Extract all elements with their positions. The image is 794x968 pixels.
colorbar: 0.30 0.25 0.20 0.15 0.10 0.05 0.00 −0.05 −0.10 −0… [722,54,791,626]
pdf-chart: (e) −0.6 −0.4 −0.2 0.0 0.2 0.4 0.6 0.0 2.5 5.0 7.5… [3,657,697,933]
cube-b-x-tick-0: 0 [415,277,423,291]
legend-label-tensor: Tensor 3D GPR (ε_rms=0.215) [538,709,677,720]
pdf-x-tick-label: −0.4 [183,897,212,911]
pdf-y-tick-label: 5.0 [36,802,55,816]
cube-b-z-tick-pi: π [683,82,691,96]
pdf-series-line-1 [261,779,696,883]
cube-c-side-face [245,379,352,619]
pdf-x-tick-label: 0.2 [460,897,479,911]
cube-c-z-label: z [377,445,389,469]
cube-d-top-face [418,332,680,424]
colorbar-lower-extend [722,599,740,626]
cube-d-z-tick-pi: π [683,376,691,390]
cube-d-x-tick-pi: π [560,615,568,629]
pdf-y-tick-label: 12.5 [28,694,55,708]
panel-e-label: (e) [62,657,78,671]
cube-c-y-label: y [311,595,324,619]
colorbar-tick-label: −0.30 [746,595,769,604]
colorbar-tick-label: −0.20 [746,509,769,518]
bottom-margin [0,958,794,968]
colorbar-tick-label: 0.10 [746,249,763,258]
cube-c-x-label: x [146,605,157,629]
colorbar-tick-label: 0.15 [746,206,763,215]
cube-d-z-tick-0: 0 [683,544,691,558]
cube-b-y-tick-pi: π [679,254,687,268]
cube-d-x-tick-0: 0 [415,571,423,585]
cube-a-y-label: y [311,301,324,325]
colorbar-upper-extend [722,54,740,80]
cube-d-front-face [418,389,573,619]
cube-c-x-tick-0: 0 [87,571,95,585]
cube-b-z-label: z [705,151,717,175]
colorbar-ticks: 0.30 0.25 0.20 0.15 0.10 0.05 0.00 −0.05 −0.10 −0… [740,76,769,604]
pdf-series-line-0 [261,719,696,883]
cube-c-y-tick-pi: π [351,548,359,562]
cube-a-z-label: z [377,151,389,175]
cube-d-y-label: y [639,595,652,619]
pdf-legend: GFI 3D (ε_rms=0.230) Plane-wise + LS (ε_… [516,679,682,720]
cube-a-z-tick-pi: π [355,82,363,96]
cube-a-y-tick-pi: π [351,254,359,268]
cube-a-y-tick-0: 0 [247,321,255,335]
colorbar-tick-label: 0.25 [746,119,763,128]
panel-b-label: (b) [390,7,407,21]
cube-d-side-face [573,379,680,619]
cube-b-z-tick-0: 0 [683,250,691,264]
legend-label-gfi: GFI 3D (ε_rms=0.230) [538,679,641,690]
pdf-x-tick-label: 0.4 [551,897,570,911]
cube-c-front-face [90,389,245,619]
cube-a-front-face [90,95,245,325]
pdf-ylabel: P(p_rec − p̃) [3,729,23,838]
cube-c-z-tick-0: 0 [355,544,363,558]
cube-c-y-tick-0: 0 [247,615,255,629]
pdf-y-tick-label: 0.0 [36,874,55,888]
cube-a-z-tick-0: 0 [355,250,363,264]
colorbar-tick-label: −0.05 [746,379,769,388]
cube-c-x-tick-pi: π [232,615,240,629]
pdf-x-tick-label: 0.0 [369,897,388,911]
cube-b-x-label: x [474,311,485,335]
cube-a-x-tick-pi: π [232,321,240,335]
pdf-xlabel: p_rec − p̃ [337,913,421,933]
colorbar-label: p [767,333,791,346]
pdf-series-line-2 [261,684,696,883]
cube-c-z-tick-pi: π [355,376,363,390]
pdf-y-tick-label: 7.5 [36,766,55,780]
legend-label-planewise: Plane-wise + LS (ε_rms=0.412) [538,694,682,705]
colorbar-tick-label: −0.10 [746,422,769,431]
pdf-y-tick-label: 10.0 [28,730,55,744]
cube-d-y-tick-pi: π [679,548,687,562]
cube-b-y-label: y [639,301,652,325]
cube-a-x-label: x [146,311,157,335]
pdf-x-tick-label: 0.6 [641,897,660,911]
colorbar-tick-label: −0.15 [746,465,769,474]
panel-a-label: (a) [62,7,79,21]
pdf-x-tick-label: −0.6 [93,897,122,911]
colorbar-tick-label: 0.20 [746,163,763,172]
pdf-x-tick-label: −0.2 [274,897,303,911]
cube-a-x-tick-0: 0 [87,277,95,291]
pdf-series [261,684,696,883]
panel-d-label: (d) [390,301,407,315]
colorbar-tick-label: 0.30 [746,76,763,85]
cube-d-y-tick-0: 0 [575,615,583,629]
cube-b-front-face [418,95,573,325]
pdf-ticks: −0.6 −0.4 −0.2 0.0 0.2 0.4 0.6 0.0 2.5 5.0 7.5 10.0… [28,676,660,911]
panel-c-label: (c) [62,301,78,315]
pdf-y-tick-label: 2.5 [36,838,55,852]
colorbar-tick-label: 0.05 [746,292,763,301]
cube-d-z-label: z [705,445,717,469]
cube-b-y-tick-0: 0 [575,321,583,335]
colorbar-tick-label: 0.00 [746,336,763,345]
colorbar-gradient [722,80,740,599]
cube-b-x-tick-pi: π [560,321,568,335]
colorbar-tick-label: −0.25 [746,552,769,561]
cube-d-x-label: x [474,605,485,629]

— PROBLEM DESCRIPTION —
Print the data above word for word, from the first line through the line containing "cube-b-z-tick-0: 0 [683,250,691,264]", with both of those lines included.

— RESPONSE TO THE TASK —
Extract all elements with their positions. The image is 794x968 pixels.
colorbar: 0.30 0.25 0.20 0.15 0.10 0.05 0.00 −0.05 −0.10 −0… [722,54,791,626]
pdf-chart: (e) −0.6 −0.4 −0.2 0.0 0.2 0.4 0.6 0.0 2.5 5.0 7.5… [3,657,697,933]
cube-b-x-tick-0: 0 [415,277,423,291]
legend-label-tensor: Tensor 3D GPR (ε_rms=0.215) [538,709,677,720]
pdf-x-tick-label: −0.4 [183,897,212,911]
pdf-y-tick-label: 5.0 [36,802,55,816]
cube-b-z-tick-pi: π [683,82,691,96]
pdf-series-line-1 [261,779,696,883]
cube-c-side-face [245,379,352,619]
pdf-x-tick-label: 0.2 [460,897,479,911]
cube-c-z-label: z [377,445,389,469]
cube-d-top-face [418,332,680,424]
colorbar-lower-extend [722,599,740,626]
cube-d-z-tick-pi: π [683,376,691,390]
cube-d-x-tick-pi: π [560,615,568,629]
pdf-y-tick-label: 12.5 [28,694,55,708]
panel-e-label: (e) [62,657,78,671]
cube-c-y-label: y [311,595,324,619]
colorbar-tick-label: −0.30 [746,595,769,604]
colorbar-tick-label: −0.20 [746,509,769,518]
bottom-margin [0,958,794,968]
colorbar-tick-label: 0.10 [746,249,763,258]
cube-c-x-label: x [146,605,157,629]
colorbar-tick-label: 0.15 [746,206,763,215]
cube-d-z-tick-0: 0 [683,544,691,558]
cube-b-y-tick-pi: π [679,254,687,268]
cube-d-x-tick-0: 0 [415,571,423,585]
cube-a-y-label: y [311,301,324,325]
colorbar-upper-extend [722,54,740,80]
cube-d-front-face [418,389,573,619]
cube-c-x-tick-0: 0 [87,571,95,585]
cube-b-z-label: z [705,151,717,175]
colorbar-ticks: 0.30 0.25 0.20 0.15 0.10 0.05 0.00 −0.05 −0.10 −0… [740,76,769,604]
pdf-series-line-0 [261,719,696,883]
cube-c-y-tick-pi: π [351,548,359,562]
cube-a-z-label: z [377,151,389,175]
cube-d-y-label: y [639,595,652,619]
pdf-legend: GFI 3D (ε_rms=0.230) Plane-wise + LS (ε_… [516,679,682,720]
cube-a-z-tick-pi: π [355,82,363,96]
cube-a-y-tick-pi: π [351,254,359,268]
cube-a-y-tick-0: 0 [247,321,255,335]
colorbar-tick-label: 0.25 [746,119,763,128]
panel-b-label: (b) [390,7,407,21]
cube-d-side-face [573,379,680,619]
cube-b-z-tick-0: 0 [683,250,691,264]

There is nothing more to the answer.